Extracted records
+ + + + + + +
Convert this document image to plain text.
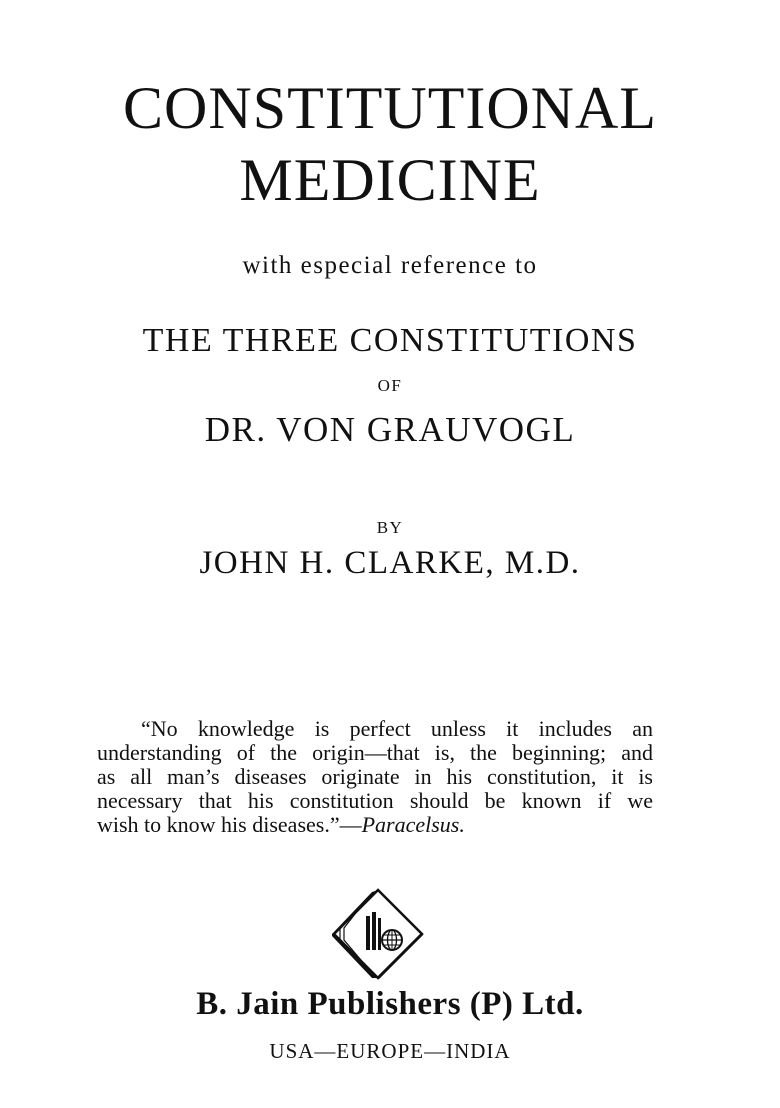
CONSTITUTIONAL
MEDICINE
with especial reference to
THE THREE CONSTITUTIONS
OF
DR. VON GRAUVOGL
BY
JOHN H. CLARKE, M.D.
“No knowledge is perfect unless it includes an
understanding of the origin—that is, the beginning; and
as all man’s diseases originate in his constitution, it is
necessary that his constitution should be known if we
wish to know his diseases.”—Paracelsus.
B. Jain Publishers (P) Ltd.
USA—EUROPE—INDIA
+ + + + + + +
*WHAT YOU SHOULD DO*
Leave out the pictures, and give all the records again exactly.

*THE RESULT*
Convert this document image to plain text.
CONSTITUTIONAL
MEDICINE
with especial reference to
THE THREE CONSTITUTIONS
OF
DR. VON GRAUVOGL
BY
JOHN H. CLARKE, M.D.
“No knowledge is perfect unless it includes an
understanding of the origin—that is, the beginning; and
as all man’s diseases originate in his constitution, it is
necessary that his constitution should be known if we
wish to know his diseases.”—Paracelsus.
B. Jain Publishers (P) Ltd.
USA—EUROPE—INDIA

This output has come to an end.